#### EXERCISES:
1 – Transcribe the Keytrack privacy policy text from "2.3. The term" up to and including "the Data Controller.".
2 – In the Keytrack privacy policy text, who is the "Data Subject"?

#### TEXT BLOCK:
+++

2.1 “Personal Information” is the term for “Personal Data” as defined in the GDPR. It means any information that can identify you either directly or indirectly (i.e. by reference to other information we have access to).
2.2. “Data Subject” is the individual who is the subject of Personal Information.
2.3. The term “processing” is used in this policy as defined in the GDPR. It includes collection, storage, and all of the ways we use Personal Information when we provide the Services to you. Services are as defined in Keytracks Terms of Service policy on https://Keytrack.me/terms-of-service
2.4. “Data Controller” means the entity which determines the purposes and means of the processing of Personal Information and who authorises to give Keytrack Personal Data processing instructions. And “Data Processor” means the entity which processes Personal Information on behalf of the Data Controller.
2.5. Keytrack may collect, store and use the following kinds of Personal Information that you provide to us:
- information that you provide when registering to use our services or completing your profile on our website (including but not limited to your name, address, phone number, company name, company address, company email, company phone number and profile picture/logo);
- information that you provide to us when using our services, or that is generated in the course of the use of those services (including personal documents, files, informational content, and the meta data associated with the content);
- any other Personal Information that you choose to send to us in use of Keytrack’s services.

+++

#### RECORDED INFORMATION:
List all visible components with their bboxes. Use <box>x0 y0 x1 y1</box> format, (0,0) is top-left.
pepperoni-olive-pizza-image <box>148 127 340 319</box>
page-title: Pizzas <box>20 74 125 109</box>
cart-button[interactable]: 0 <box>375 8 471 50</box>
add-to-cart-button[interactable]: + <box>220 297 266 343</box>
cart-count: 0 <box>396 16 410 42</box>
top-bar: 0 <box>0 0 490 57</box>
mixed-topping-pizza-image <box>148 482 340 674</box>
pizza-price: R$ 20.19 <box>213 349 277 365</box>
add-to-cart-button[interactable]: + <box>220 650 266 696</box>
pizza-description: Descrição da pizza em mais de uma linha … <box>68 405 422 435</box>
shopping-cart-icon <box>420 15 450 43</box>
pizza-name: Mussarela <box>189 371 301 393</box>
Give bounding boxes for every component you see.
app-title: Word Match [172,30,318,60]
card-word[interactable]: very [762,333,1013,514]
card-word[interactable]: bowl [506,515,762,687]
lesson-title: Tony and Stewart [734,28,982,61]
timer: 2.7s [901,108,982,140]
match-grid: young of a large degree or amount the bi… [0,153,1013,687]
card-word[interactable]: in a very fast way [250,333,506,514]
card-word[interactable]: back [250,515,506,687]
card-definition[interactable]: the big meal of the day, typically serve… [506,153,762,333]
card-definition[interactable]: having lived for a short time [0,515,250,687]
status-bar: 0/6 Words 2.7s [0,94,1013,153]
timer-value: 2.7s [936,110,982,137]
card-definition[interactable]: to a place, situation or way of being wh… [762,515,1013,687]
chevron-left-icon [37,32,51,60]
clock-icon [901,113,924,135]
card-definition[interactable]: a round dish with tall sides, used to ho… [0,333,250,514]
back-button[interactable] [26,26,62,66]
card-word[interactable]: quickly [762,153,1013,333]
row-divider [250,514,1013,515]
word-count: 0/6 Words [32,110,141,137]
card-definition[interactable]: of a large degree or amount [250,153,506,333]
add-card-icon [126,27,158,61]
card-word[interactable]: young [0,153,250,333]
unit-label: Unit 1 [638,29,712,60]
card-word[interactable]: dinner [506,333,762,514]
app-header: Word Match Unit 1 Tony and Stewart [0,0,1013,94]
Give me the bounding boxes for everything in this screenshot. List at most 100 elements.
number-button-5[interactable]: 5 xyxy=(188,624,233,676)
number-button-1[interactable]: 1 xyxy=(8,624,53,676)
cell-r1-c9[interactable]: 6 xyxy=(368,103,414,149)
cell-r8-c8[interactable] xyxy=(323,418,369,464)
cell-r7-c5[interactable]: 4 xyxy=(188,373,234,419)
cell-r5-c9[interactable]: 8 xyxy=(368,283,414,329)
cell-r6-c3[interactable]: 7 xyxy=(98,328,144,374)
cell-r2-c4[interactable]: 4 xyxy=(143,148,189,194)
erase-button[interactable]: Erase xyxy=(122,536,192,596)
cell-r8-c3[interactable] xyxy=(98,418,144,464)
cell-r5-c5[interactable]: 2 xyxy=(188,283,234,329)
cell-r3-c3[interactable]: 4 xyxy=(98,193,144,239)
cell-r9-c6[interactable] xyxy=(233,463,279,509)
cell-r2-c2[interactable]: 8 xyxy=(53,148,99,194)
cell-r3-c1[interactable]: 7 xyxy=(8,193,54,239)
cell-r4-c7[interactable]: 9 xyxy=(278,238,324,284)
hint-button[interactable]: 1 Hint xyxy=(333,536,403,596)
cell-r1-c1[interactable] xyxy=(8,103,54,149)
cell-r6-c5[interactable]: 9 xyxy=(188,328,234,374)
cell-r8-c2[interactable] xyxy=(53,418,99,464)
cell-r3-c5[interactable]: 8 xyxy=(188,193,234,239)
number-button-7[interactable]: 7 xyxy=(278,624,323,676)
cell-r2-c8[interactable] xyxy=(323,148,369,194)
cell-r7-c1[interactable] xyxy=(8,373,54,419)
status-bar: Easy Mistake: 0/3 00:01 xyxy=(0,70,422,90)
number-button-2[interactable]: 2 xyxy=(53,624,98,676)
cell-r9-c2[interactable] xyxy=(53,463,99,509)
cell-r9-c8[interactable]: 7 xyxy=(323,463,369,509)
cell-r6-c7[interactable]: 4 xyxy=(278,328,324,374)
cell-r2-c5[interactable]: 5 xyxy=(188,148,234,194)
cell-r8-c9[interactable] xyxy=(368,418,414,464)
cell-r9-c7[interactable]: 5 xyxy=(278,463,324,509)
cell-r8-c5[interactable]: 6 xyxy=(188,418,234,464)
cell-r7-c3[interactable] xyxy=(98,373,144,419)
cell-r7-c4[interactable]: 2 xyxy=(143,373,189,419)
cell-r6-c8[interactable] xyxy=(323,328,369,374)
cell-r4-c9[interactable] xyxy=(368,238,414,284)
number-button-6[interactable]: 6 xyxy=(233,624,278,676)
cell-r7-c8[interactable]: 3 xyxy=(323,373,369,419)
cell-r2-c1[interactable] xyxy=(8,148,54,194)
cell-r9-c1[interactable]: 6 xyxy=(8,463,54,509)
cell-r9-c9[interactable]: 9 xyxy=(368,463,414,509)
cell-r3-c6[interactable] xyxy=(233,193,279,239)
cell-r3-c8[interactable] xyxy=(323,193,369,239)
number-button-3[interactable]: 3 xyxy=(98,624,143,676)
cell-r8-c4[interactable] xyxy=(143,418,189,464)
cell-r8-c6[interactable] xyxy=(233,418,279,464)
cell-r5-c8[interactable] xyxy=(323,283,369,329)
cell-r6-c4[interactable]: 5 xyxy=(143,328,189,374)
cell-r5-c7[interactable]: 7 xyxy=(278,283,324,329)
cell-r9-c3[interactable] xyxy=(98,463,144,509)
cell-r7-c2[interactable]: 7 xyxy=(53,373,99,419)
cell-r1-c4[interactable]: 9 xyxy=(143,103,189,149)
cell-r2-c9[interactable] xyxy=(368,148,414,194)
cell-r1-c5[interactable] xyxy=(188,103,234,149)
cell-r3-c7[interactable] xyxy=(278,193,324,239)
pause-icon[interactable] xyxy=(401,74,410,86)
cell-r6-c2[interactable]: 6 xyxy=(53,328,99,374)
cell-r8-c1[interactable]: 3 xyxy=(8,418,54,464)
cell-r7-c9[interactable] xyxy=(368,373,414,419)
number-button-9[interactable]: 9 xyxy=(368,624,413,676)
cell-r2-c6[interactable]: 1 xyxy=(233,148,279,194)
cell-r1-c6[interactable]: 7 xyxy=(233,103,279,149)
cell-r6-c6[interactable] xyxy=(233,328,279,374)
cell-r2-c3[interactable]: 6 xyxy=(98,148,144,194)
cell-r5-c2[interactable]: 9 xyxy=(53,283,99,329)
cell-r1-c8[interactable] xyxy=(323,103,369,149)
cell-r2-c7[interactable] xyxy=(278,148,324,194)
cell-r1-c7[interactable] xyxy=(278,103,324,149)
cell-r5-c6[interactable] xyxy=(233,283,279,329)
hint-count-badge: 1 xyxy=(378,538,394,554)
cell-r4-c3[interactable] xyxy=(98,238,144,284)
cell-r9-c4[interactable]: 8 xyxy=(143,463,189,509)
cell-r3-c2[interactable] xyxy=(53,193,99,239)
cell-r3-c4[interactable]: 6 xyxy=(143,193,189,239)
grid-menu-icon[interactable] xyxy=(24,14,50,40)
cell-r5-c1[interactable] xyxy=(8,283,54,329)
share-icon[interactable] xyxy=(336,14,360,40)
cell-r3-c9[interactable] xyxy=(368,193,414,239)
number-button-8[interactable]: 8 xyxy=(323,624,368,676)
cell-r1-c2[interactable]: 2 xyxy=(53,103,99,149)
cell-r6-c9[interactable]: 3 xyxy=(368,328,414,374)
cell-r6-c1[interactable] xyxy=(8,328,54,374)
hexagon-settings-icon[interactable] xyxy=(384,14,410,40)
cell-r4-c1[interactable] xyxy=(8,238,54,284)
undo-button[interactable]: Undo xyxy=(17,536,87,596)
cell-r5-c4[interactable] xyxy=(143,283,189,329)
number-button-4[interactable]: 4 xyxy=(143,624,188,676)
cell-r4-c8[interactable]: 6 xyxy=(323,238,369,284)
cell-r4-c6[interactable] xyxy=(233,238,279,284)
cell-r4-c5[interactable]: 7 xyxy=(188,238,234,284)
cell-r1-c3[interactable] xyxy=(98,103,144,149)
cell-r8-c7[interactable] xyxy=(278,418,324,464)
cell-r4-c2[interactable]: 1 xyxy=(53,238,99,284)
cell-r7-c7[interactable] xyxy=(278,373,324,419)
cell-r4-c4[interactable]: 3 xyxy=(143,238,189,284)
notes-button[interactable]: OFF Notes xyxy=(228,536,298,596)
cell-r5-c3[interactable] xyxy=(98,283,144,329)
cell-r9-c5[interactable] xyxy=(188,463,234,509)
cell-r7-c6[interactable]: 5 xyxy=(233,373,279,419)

+++

#### TASK ANSWERS:
1 –
2.3. The term “processing” is used in this policy as defined in the GDPR. It includes collection, storage, and all of the ways we use Personal Information when we provide the Services to you. Services are as defined in Keytracks Terms of Service policy on https://Keytrack.me/terms-of-service
2.4. “Data Controller” means the entity which determines the purposes and means of the processing of Personal Information and who authorises to give Keytrack Personal Data processing instructions. And “Data Processor” means the entity which processes Personal Information on behalf of the Data Controller.

2 – The individual who is the subject of Personal Information.